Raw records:
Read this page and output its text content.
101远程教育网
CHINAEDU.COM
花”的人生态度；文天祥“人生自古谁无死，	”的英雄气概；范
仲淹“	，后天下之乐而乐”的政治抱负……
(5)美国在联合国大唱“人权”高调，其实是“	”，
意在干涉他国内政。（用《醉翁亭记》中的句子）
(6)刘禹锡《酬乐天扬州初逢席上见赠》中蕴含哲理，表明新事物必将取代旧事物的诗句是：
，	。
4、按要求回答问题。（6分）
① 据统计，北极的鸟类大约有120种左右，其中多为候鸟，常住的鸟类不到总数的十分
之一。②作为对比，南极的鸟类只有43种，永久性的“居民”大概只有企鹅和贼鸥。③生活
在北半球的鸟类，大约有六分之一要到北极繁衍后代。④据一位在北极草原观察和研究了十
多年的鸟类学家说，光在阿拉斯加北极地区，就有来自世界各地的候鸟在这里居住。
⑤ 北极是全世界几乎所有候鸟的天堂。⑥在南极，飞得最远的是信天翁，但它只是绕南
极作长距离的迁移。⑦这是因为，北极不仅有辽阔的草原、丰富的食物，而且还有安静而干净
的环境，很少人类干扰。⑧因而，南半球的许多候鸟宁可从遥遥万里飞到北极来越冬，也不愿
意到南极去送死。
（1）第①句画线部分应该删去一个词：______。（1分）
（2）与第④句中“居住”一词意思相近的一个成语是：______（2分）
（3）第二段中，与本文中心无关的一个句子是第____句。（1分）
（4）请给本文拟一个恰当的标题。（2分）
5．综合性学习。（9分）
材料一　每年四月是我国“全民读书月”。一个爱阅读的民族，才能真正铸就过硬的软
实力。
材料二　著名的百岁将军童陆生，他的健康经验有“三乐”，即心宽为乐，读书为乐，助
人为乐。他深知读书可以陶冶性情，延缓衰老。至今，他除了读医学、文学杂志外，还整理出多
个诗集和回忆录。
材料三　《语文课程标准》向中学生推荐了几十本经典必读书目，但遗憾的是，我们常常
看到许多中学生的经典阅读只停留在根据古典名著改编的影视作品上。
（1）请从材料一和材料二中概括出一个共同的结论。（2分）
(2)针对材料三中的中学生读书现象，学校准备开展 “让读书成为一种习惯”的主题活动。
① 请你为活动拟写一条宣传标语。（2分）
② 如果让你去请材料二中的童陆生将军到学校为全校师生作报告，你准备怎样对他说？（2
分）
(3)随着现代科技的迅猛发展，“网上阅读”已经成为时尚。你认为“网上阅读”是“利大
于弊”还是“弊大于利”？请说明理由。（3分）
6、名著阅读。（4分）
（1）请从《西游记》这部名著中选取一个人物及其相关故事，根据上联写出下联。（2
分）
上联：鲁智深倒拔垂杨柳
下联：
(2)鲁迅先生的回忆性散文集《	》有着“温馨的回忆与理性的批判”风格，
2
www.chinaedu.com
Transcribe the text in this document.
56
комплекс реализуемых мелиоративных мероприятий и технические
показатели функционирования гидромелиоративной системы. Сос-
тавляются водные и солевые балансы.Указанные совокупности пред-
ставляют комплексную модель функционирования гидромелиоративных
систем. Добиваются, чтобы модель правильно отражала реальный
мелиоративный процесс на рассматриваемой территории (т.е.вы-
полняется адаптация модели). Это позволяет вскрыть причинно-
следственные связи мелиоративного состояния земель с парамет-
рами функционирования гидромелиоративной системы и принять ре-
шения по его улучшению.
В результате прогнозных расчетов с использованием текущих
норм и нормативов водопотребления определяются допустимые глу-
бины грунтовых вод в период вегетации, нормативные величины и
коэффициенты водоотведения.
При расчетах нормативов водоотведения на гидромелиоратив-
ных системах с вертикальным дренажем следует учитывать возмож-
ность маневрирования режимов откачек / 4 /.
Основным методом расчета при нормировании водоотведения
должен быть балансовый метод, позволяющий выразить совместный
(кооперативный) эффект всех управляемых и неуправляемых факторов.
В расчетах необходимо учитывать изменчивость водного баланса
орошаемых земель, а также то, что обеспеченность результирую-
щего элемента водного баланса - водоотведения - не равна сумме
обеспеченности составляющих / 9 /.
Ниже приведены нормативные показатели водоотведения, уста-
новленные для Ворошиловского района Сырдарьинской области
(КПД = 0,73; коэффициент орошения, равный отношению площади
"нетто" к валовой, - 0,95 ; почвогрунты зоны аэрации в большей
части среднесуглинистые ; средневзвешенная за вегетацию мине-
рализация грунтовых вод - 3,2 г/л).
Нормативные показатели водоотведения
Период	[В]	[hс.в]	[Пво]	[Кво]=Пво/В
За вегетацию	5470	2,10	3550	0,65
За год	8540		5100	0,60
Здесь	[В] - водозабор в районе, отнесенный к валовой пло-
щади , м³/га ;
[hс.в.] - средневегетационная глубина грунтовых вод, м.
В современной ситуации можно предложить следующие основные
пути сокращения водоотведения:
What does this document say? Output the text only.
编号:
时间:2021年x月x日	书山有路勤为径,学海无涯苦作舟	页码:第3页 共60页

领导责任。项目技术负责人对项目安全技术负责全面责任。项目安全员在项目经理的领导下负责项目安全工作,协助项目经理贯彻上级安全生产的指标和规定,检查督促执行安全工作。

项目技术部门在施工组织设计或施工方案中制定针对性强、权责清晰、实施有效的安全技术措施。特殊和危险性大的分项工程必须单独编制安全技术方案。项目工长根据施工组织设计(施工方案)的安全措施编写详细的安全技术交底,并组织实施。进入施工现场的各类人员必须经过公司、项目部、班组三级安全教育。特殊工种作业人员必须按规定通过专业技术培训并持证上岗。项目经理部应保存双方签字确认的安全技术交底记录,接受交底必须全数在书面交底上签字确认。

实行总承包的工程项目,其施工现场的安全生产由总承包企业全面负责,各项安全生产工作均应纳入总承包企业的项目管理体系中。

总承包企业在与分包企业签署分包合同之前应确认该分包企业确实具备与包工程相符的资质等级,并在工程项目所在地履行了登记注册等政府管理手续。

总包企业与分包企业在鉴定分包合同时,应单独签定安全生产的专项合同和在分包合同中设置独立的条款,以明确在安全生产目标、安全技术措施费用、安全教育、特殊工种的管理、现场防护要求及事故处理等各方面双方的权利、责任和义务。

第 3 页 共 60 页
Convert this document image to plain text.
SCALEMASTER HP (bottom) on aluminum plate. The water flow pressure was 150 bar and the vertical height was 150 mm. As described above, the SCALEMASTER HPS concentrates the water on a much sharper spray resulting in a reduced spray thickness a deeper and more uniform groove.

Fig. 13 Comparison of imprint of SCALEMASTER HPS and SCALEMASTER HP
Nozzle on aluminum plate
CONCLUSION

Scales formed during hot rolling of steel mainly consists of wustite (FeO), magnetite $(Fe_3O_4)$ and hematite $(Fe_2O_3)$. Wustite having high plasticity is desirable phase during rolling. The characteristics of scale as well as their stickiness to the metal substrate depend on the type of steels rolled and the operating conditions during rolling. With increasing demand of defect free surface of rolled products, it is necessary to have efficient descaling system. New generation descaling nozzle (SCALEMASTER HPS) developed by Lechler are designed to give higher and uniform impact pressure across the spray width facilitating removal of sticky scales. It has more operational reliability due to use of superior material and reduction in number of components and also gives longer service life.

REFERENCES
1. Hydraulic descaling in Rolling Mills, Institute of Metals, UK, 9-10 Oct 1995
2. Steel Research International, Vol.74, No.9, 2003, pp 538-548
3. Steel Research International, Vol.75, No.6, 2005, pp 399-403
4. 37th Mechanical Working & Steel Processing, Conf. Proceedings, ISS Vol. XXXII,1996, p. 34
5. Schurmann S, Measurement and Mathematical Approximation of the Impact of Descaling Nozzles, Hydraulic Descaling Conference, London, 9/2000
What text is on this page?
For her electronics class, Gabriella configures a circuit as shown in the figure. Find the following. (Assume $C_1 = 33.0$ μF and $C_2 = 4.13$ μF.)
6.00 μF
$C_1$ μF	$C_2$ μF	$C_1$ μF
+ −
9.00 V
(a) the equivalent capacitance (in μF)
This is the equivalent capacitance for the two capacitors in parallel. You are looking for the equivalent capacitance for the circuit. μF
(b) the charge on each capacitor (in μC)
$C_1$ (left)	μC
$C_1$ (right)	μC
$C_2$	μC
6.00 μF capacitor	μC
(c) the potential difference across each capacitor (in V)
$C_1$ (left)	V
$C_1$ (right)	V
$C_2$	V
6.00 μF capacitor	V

(GIVEN REQUEST): Copy each line of the entries that includes the word "модель".

(ANSWER IN FULL):
ставляют комплексную модель функционирования гидромелиоративных
систем. Добиваются, чтобы модель правильно отражала реальный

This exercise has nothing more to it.